Tally the lines that contain "FUTURES" and report the total alone.

## Begin

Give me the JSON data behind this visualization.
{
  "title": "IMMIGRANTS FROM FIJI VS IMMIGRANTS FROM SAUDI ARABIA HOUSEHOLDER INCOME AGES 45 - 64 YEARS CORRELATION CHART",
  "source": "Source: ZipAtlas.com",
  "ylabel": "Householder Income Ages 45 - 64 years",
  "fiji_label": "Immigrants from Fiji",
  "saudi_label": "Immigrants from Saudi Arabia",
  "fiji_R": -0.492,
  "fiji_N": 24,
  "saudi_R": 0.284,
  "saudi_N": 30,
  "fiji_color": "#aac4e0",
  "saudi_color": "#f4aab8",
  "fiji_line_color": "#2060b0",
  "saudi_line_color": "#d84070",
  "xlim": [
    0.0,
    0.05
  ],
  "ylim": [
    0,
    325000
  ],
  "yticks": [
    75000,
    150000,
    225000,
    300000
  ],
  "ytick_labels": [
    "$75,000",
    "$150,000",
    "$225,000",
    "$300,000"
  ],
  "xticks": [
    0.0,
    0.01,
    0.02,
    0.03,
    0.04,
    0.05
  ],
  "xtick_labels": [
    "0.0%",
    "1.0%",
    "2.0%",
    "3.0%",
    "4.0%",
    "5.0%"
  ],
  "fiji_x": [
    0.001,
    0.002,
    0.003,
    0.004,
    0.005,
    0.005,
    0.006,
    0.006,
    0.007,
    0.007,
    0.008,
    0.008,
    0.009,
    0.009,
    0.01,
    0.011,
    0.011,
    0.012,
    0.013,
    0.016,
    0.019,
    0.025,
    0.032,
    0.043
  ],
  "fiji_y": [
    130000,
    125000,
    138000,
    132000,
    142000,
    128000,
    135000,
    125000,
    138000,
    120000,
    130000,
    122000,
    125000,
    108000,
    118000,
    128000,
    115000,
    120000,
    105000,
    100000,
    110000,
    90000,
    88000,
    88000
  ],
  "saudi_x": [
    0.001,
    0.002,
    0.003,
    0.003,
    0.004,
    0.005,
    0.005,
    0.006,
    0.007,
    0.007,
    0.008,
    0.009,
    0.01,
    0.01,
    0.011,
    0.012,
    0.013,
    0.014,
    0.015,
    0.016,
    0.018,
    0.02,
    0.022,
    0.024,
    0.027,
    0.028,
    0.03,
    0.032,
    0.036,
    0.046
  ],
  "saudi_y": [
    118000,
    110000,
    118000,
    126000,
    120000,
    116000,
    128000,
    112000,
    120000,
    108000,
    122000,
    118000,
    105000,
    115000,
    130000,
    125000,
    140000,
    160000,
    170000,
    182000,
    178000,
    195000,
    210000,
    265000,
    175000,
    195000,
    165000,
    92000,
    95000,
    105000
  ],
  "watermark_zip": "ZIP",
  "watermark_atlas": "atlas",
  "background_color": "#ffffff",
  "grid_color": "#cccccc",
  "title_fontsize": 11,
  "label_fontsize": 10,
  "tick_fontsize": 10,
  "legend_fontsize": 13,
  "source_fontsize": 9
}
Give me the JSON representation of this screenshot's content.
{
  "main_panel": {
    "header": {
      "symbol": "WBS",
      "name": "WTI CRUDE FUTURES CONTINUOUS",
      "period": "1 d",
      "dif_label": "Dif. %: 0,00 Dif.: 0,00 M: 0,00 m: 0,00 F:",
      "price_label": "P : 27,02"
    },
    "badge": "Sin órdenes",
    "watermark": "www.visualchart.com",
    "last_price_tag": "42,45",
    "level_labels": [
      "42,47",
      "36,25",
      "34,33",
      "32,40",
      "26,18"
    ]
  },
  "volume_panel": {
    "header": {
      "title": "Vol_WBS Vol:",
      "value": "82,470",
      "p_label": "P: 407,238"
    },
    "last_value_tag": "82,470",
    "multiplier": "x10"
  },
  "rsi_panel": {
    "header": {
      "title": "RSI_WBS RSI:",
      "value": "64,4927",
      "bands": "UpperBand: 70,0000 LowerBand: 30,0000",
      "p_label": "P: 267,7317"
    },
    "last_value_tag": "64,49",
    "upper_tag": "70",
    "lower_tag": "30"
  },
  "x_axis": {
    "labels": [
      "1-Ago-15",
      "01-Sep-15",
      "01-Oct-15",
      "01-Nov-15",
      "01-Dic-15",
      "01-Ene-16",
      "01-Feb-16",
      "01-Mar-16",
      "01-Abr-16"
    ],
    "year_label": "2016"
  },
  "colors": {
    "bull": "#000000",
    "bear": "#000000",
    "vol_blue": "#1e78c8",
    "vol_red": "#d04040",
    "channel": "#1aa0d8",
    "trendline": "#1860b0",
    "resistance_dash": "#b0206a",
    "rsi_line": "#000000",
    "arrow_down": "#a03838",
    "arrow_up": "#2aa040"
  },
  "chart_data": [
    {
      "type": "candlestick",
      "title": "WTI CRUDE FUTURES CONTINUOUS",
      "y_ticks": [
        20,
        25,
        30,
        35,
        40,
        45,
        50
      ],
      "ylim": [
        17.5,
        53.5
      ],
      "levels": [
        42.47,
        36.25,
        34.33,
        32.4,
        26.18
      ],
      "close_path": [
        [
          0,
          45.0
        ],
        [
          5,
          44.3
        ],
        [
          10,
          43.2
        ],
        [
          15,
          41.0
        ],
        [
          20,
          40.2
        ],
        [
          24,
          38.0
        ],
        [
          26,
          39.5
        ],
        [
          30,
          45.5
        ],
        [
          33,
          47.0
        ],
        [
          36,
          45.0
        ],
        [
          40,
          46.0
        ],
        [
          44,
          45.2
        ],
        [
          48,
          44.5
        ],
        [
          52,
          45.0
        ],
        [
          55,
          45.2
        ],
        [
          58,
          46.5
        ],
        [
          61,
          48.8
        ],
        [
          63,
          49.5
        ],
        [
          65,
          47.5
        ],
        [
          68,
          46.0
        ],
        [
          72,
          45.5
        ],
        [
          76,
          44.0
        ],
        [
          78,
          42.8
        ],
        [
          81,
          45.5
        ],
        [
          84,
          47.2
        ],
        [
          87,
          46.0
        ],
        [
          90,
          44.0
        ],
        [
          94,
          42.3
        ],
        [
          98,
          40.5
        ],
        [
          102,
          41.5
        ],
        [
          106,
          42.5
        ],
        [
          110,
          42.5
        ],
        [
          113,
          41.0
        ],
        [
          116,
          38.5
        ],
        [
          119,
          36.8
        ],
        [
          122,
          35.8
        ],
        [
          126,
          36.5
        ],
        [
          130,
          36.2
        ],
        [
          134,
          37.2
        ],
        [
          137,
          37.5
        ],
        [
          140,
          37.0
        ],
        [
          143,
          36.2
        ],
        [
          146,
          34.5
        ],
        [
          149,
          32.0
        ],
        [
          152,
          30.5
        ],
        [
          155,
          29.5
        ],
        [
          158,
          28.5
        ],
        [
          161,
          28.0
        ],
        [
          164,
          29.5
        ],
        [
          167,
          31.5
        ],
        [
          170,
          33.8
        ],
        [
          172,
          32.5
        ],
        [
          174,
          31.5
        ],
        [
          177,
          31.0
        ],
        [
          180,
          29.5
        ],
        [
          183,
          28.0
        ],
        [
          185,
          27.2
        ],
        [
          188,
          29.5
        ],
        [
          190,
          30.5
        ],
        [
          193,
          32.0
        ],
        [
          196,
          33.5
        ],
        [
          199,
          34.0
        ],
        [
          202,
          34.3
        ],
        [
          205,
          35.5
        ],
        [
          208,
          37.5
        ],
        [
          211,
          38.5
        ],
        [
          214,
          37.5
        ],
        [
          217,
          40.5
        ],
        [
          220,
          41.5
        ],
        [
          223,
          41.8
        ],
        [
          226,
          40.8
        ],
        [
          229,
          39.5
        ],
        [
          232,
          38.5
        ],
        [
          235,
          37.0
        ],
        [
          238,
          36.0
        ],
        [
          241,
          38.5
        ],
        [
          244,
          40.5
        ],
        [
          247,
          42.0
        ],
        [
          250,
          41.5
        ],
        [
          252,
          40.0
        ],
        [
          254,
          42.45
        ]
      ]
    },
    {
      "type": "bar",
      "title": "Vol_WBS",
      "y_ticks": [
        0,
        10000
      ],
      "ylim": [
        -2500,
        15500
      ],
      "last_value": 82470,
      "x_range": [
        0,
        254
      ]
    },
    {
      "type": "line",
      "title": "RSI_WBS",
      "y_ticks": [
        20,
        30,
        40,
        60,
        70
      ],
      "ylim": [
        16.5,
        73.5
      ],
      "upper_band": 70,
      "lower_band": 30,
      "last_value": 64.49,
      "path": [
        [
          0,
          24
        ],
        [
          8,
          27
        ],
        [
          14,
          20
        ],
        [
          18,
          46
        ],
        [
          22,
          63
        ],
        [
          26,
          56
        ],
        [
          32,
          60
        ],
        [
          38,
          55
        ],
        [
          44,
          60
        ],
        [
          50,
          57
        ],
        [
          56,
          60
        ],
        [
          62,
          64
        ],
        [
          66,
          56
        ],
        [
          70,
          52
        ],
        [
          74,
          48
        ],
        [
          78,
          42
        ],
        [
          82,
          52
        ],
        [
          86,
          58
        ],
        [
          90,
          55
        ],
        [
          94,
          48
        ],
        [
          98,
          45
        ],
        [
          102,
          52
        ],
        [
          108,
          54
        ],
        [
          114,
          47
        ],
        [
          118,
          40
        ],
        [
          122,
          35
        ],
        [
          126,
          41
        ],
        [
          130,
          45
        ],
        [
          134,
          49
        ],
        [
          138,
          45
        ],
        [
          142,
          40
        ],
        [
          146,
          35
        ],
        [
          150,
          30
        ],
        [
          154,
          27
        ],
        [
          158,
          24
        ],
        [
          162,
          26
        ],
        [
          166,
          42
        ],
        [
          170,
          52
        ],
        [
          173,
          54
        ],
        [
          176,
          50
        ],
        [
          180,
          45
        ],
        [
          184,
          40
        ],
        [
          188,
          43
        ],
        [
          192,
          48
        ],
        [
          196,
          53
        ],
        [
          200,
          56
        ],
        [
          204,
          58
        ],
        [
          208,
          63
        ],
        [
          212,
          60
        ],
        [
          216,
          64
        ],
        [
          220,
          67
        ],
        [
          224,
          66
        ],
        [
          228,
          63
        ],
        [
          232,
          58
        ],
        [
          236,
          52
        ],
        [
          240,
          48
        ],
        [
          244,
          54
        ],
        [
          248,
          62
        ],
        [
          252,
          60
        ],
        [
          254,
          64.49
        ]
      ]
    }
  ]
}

## End

◆ Final result ◆
2